____ Exercise materials
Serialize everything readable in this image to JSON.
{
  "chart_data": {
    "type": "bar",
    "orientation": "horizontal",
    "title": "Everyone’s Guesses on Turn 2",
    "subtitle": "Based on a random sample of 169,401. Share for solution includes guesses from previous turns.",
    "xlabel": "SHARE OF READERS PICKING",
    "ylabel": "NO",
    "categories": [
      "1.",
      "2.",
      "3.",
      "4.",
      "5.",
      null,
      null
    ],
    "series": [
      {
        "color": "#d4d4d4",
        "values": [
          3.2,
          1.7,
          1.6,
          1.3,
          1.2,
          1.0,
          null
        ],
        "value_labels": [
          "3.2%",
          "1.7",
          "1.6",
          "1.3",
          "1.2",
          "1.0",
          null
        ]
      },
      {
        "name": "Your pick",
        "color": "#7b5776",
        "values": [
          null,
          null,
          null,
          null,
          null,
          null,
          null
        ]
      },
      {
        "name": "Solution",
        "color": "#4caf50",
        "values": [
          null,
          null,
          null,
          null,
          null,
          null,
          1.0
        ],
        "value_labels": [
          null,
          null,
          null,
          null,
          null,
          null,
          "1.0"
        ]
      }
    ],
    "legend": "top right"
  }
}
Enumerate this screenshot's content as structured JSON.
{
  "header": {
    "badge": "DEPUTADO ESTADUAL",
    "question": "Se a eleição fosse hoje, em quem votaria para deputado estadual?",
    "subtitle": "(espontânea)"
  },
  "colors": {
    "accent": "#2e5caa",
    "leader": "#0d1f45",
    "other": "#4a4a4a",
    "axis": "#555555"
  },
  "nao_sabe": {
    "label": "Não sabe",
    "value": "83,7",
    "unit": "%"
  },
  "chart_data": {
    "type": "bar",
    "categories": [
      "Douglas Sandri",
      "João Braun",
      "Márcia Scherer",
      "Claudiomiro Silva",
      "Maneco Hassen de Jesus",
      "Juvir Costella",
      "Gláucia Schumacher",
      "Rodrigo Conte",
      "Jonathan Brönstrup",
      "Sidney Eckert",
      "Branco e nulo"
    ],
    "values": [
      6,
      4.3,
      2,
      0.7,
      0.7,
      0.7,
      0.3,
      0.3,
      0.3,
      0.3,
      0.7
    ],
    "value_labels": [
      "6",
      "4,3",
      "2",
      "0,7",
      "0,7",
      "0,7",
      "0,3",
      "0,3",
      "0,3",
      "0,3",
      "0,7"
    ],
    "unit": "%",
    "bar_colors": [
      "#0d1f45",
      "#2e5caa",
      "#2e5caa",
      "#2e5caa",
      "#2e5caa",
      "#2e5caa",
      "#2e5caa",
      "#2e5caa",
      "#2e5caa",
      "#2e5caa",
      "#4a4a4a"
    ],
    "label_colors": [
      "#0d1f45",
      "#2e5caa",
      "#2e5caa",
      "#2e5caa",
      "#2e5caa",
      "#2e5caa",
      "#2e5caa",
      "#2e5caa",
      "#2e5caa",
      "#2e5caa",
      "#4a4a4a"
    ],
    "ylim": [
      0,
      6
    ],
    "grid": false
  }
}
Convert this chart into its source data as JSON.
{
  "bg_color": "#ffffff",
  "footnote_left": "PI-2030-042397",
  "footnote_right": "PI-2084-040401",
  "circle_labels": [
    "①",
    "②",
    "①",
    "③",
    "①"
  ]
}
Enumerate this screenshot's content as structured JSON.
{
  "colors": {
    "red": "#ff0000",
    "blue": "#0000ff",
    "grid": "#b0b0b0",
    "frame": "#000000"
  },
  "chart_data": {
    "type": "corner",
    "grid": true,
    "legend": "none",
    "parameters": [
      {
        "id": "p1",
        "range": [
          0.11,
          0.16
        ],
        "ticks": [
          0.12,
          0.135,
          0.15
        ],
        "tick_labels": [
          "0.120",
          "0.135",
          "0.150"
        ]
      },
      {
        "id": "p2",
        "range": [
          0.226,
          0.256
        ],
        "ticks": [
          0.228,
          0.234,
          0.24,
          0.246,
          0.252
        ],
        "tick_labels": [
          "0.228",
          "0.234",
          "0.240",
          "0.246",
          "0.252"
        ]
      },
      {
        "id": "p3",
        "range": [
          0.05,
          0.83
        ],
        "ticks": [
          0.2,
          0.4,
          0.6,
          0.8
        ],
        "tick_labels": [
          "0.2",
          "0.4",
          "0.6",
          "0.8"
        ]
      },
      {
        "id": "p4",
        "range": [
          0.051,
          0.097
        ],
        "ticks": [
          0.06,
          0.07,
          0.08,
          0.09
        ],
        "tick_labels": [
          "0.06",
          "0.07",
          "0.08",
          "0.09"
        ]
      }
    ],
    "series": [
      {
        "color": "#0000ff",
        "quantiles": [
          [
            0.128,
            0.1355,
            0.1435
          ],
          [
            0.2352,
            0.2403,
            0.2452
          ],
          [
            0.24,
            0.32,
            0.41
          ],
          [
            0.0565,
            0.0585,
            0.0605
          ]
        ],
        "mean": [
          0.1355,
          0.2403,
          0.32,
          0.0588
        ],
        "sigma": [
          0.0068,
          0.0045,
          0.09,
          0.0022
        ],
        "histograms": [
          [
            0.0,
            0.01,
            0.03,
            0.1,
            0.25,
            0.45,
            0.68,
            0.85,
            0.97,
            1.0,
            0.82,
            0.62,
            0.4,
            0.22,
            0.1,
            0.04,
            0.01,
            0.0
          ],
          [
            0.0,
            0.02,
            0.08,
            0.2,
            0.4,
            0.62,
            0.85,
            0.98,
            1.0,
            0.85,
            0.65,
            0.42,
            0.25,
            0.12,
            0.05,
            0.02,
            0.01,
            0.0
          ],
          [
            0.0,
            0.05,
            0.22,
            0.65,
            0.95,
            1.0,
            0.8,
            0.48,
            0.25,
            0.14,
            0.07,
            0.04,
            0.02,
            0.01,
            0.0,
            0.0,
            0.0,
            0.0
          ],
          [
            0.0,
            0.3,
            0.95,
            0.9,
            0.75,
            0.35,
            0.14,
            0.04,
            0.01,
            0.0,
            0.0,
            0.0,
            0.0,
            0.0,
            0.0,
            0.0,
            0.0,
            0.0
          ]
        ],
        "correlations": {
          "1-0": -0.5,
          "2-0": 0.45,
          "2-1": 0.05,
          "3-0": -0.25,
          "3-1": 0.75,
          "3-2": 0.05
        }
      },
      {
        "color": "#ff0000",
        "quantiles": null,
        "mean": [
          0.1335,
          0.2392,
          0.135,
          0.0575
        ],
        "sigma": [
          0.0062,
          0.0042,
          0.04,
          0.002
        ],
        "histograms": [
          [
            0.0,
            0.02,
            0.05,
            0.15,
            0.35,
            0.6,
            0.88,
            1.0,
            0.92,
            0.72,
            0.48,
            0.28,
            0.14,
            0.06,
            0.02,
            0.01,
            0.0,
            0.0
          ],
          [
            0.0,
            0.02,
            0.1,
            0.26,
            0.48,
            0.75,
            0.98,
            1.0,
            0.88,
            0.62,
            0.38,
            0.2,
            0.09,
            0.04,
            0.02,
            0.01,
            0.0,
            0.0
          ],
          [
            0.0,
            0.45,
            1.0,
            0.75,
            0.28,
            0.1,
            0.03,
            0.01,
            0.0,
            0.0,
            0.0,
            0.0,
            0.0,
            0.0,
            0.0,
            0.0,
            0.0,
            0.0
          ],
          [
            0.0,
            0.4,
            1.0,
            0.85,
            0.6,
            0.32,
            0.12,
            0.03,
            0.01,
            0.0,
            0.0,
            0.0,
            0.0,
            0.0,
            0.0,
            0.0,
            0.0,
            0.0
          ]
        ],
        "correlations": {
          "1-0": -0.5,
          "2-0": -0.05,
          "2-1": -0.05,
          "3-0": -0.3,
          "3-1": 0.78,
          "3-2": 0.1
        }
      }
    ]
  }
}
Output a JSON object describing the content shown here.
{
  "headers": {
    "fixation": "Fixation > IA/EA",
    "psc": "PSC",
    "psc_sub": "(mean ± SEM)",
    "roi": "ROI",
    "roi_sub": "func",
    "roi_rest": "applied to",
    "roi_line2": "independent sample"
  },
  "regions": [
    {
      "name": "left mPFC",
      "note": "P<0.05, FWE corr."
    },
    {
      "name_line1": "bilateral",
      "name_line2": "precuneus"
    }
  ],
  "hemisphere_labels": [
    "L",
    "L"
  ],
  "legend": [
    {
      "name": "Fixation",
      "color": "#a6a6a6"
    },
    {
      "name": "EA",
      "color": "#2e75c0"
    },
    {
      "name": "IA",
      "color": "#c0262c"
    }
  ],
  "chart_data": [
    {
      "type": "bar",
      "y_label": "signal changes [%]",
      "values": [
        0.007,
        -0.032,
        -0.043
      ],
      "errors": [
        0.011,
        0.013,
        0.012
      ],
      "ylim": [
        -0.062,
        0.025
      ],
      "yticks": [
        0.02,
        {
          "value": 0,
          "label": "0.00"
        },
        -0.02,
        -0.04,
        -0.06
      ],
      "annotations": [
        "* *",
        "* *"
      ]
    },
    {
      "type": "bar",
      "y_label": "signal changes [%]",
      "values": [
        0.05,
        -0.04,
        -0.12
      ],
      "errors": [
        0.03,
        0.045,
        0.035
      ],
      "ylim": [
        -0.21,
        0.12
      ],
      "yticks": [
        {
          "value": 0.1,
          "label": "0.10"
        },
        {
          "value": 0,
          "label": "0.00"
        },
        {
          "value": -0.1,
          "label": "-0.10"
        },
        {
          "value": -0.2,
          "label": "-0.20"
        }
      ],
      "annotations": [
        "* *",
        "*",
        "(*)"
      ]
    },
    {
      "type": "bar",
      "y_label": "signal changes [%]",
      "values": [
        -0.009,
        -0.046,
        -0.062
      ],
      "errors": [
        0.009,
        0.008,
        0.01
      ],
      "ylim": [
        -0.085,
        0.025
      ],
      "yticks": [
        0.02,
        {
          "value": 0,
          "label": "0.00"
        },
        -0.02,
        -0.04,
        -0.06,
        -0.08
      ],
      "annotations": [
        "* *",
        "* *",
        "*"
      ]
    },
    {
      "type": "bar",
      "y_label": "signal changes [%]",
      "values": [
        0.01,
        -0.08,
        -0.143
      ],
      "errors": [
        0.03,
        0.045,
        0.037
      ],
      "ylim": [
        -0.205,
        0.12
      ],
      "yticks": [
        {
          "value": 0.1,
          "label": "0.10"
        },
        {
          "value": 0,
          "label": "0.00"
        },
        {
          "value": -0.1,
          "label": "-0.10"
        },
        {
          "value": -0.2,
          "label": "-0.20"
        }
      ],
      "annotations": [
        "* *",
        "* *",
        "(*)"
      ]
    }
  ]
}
________
▶ [Directions for this task]: In the listing above, find the lines holding the word "sample" and copy them.

▶ [Task answer]:
    "subtitle": "Based on a random sample of 169,401. Share for solution includes guesses from previous turns.",
    "roi_line2": "independent sample"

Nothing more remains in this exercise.